#### Material

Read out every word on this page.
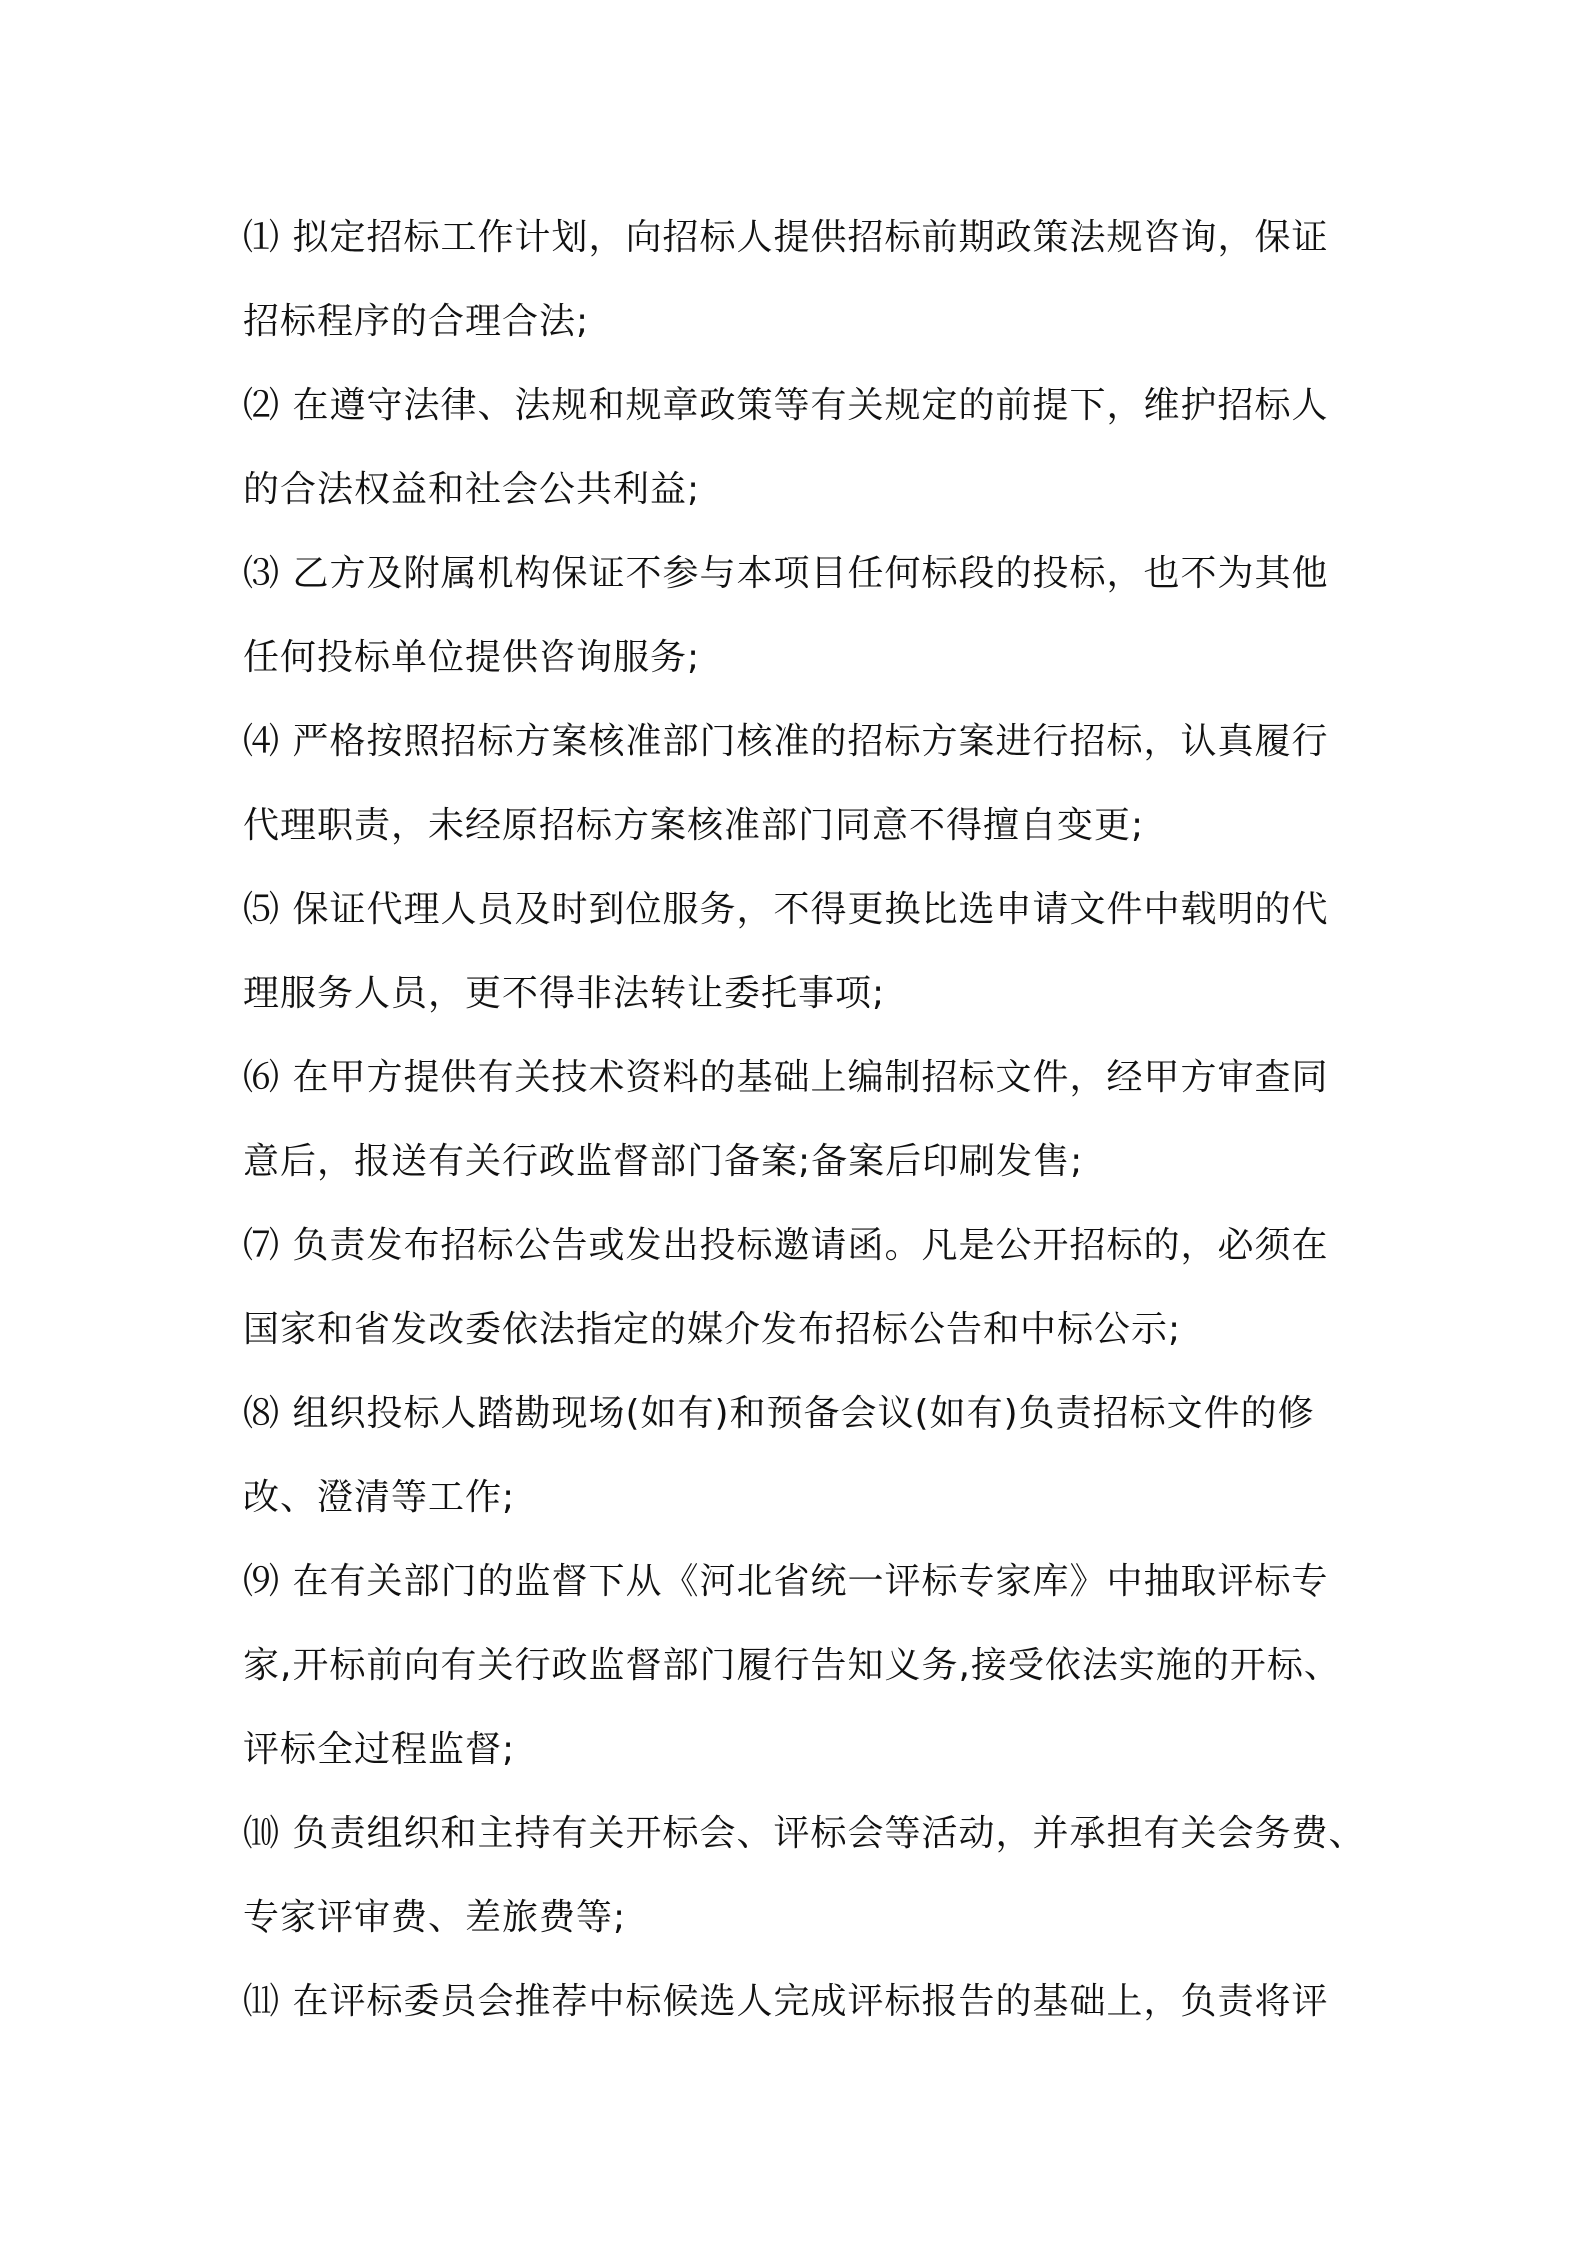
⑴ 拟定招标工作计划，向招标人提供招标前期政策法规咨询，保证
招标程序的合理合法;
⑵ 在遵守法律、法规和规章政策等有关规定的前提下，维护招标人
的合法权益和社会公共利益;
⑶ 乙方及附属机构保证不参与本项目任何标段的投标，也不为其他
任何投标单位提供咨询服务;
⑷ 严格按照招标方案核准部门核准的招标方案进行招标，认真履行
代理职责，未经原招标方案核准部门同意不得擅自变更;
⑸ 保证代理人员及时到位服务，不得更换比选申请文件中载明的代
理服务人员，更不得非法转让委托事项;
⑹ 在甲方提供有关技术资料的基础上编制招标文件，经甲方审查同
意后，报送有关行政监督部门备案;备案后印刷发售;
⑺ 负责发布招标公告或发出投标邀请函。凡是公开招标的，必须在
国家和省发改委依法指定的媒介发布招标公告和中标公示;
⑻ 组织投标人踏勘现场(如有)和预备会议(如有)负责招标文件的修
改、澄清等工作;
⑼ 在有关部门的监督下从《河北省统一评标专家库》中抽取评标专
家,开标前向有关行政监督部门履行告知义务,接受依法实施的开标、
评标全过程监督;
⑽ 负责组织和主持有关开标会、评标会等活动，并承担有关会务费、
专家评审费、差旅费等;
⑾ 在评标委员会推荐中标候选人完成评标报告的基础上，负责将评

########

Task: Write out the full set of lines verbatim, without the pictures.

Result for this task:
Read out every word on this page.
⑴ 拟定招标工作计划，向招标人提供招标前期政策法规咨询，保证
招标程序的合理合法;
⑵ 在遵守法律、法规和规章政策等有关规定的前提下，维护招标人
的合法权益和社会公共利益;
⑶ 乙方及附属机构保证不参与本项目任何标段的投标，也不为其他
任何投标单位提供咨询服务;
⑷ 严格按照招标方案核准部门核准的招标方案进行招标，认真履行
代理职责，未经原招标方案核准部门同意不得擅自变更;
⑸ 保证代理人员及时到位服务，不得更换比选申请文件中载明的代
理服务人员，更不得非法转让委托事项;
⑹ 在甲方提供有关技术资料的基础上编制招标文件，经甲方审查同
意后，报送有关行政监督部门备案;备案后印刷发售;
⑺ 负责发布招标公告或发出投标邀请函。凡是公开招标的，必须在
国家和省发改委依法指定的媒介发布招标公告和中标公示;
⑻ 组织投标人踏勘现场(如有)和预备会议(如有)负责招标文件的修
改、澄清等工作;
⑼ 在有关部门的监督下从《河北省统一评标专家库》中抽取评标专
家,开标前向有关行政监督部门履行告知义务,接受依法实施的开标、
评标全过程监督;
⑽ 负责组织和主持有关开标会、评标会等活动，并承担有关会务费、
专家评审费、差旅费等;
⑾ 在评标委员会推荐中标候选人完成评标报告的基础上，负责将评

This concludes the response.